**Stored records**:
►

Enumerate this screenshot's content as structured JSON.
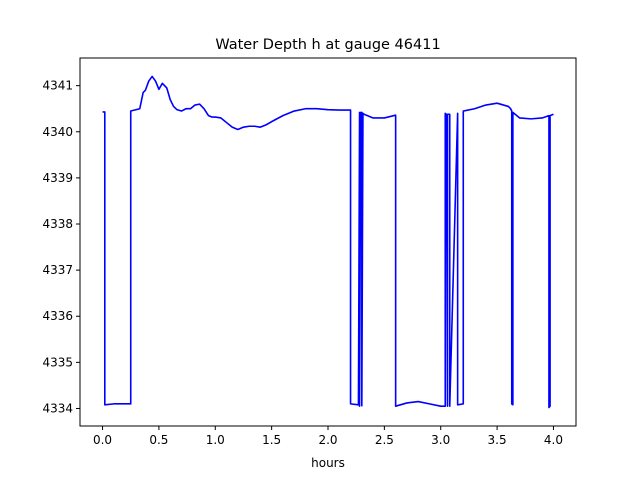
{
  "chart_data": {
    "type": "line",
    "title": "Water Depth h at gauge 46411",
    "xlabel": "hours",
    "ylabel": "",
    "xlim": [
      -0.2,
      4.2
    ],
    "ylim": [
      4333.62,
      4341.6
    ],
    "grid": false,
    "x_ticks": [
      0.0,
      0.5,
      1.0,
      1.5,
      2.0,
      2.5,
      3.0,
      3.5,
      4.0
    ],
    "x_tick_labels": [
      "0.0",
      "0.5",
      "1.0",
      "1.5",
      "2.0",
      "2.5",
      "3.0",
      "3.5",
      "4.0"
    ],
    "y_ticks": [
      4334,
      4335,
      4336,
      4337,
      4338,
      4339,
      4340,
      4341
    ],
    "y_tick_labels": [
      "4334",
      "4335",
      "4336",
      "4337",
      "4338",
      "4339",
      "4340",
      "4341"
    ],
    "series": [
      {
        "color": "#0000ff",
        "x": [
          0.0,
          0.02,
          0.02,
          0.1,
          0.25,
          0.25,
          0.33,
          0.36,
          0.38,
          0.41,
          0.44,
          0.47,
          0.5,
          0.53,
          0.57,
          0.6,
          0.63,
          0.66,
          0.7,
          0.74,
          0.78,
          0.82,
          0.86,
          0.9,
          0.94,
          0.97,
          1.0,
          1.05,
          1.1,
          1.15,
          1.2,
          1.25,
          1.3,
          1.35,
          1.4,
          1.45,
          1.5,
          1.6,
          1.7,
          1.8,
          1.9,
          2.0,
          2.1,
          2.2,
          2.2,
          2.27,
          2.28,
          2.28,
          2.29,
          2.3,
          2.3,
          2.31,
          2.32,
          2.32,
          2.4,
          2.5,
          2.6,
          2.6,
          2.7,
          2.8,
          2.9,
          3.0,
          3.04,
          3.04,
          3.05,
          3.06,
          3.06,
          3.08,
          3.08,
          3.15,
          3.15,
          3.2,
          3.2,
          3.3,
          3.4,
          3.5,
          3.6,
          3.62,
          3.63,
          3.63,
          3.64,
          3.64,
          3.7,
          3.8,
          3.9,
          3.96,
          3.96,
          3.97,
          3.97,
          4.0
        ],
        "y": [
          4340.43,
          4340.43,
          4334.08,
          4334.1,
          4334.1,
          4340.45,
          4340.5,
          4340.85,
          4340.9,
          4341.1,
          4341.2,
          4341.1,
          4340.92,
          4341.05,
          4340.95,
          4340.7,
          4340.55,
          4340.48,
          4340.45,
          4340.5,
          4340.5,
          4340.58,
          4340.6,
          4340.5,
          4340.35,
          4340.32,
          4340.32,
          4340.3,
          4340.2,
          4340.1,
          4340.05,
          4340.1,
          4340.12,
          4340.12,
          4340.1,
          4340.15,
          4340.22,
          4340.35,
          4340.45,
          4340.5,
          4340.5,
          4340.48,
          4340.47,
          4340.47,
          4334.1,
          4334.08,
          4340.42,
          4334.05,
          4340.42,
          4340.42,
          4334.06,
          4340.4,
          4340.38,
          4340.38,
          4340.3,
          4340.3,
          4340.36,
          4334.05,
          4334.12,
          4334.15,
          4334.1,
          4334.05,
          4334.05,
          4340.4,
          4340.38,
          4334.05,
          4340.38,
          4340.38,
          4334.05,
          4340.4,
          4334.08,
          4334.1,
          4340.45,
          4340.5,
          4340.58,
          4340.62,
          4340.55,
          4340.5,
          4340.45,
          4334.1,
          4334.08,
          4340.42,
          4340.3,
          4340.28,
          4340.3,
          4340.35,
          4334.02,
          4334.05,
          4340.35,
          4340.38
        ]
      }
    ]
  }
}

◄

**Exercise directions**: Repeat the data above exactly, but not the pictures.

**Task response**:
Enumerate this screenshot's content as structured JSON.
{
  "chart_data": {
    "type": "line",
    "title": "Water Depth h at gauge 46411",
    "xlabel": "hours",
    "ylabel": "",
    "xlim": [
      -0.2,
      4.2
    ],
    "ylim": [
      4333.62,
      4341.6
    ],
    "grid": false,
    "x_ticks": [
      0.0,
      0.5,
      1.0,
      1.5,
      2.0,
      2.5,
      3.0,
      3.5,
      4.0
    ],
    "x_tick_labels": [
      "0.0",
      "0.5",
      "1.0",
      "1.5",
      "2.0",
      "2.5",
      "3.0",
      "3.5",
      "4.0"
    ],
    "y_ticks": [
      4334,
      4335,
      4336,
      4337,
      4338,
      4339,
      4340,
      4341
    ],
    "y_tick_labels": [
      "4334",
      "4335",
      "4336",
      "4337",
      "4338",
      "4339",
      "4340",
      "4341"
    ],
    "series": [
      {
        "color": "#0000ff",
        "x": [
          0.0,
          0.02,
          0.02,
          0.1,
          0.25,
          0.25,
          0.33,
          0.36,
          0.38,
          0.41,
          0.44,
          0.47,
          0.5,
          0.53,
          0.57,
          0.6,
          0.63,
          0.66,
          0.7,
          0.74,
          0.78,
          0.82,
          0.86,
          0.9,
          0.94,
          0.97,
          1.0,
          1.05,
          1.1,
          1.15,
          1.2,
          1.25,
          1.3,
          1.35,
          1.4,
          1.45,
          1.5,
          1.6,
          1.7,
          1.8,
          1.9,
          2.0,
          2.1,
          2.2,
          2.2,
          2.27,
          2.28,
          2.28,
          2.29,
          2.3,
          2.3,
          2.31,
          2.32,
          2.32,
          2.4,
          2.5,
          2.6,
          2.6,
          2.7,
          2.8,
          2.9,
          3.0,
          3.04,
          3.04,
          3.05,
          3.06,
          3.06,
          3.08,
          3.08,
          3.15,
          3.15,
          3.2,
          3.2,
          3.3,
          3.4,
          3.5,
          3.6,
          3.62,
          3.63,
          3.63,
          3.64,
          3.64,
          3.7,
          3.8,
          3.9,
          3.96,
          3.96,
          3.97,
          3.97,
          4.0
        ],
        "y": [
          4340.43,
          4340.43,
          4334.08,
          4334.1,
          4334.1,
          4340.45,
          4340.5,
          4340.85,
          4340.9,
          4341.1,
          4341.2,
          4341.1,
          4340.92,
          4341.05,
          4340.95,
          4340.7,
          4340.55,
          4340.48,
          4340.45,
          4340.5,
          4340.5,
          4340.58,
          4340.6,
          4340.5,
          4340.35,
          4340.32,
          4340.32,
          4340.3,
          4340.2,
          4340.1,
          4340.05,
          4340.1,
          4340.12,
          4340.12,
          4340.1,
          4340.15,
          4340.22,
          4340.35,
          4340.45,
          4340.5,
          4340.5,
          4340.48,
          4340.47,
          4340.47,
          4334.1,
          4334.08,
          4340.42,
          4334.05,
          4340.42,
          4340.42,
          4334.06,
          4340.4,
          4340.38,
          4340.38,
          4340.3,
          4340.3,
          4340.36,
          4334.05,
          4334.12,
          4334.15,
          4334.1,
          4334.05,
          4334.05,
          4340.4,
          4340.38,
          4334.05,
          4340.38,
          4340.38,
          4334.05,
          4340.4,
          4334.08,
          4334.1,
          4340.45,
          4340.5,
          4340.58,
          4340.62,
          4340.55,
          4340.5,
          4340.45,
          4334.1,
          4334.08,
          4340.42,
          4340.3,
          4340.28,
          4340.3,
          4340.35,
          4334.02,
          4334.05,
          4340.35,
          4340.38
        ]
      }
    ]
  }
}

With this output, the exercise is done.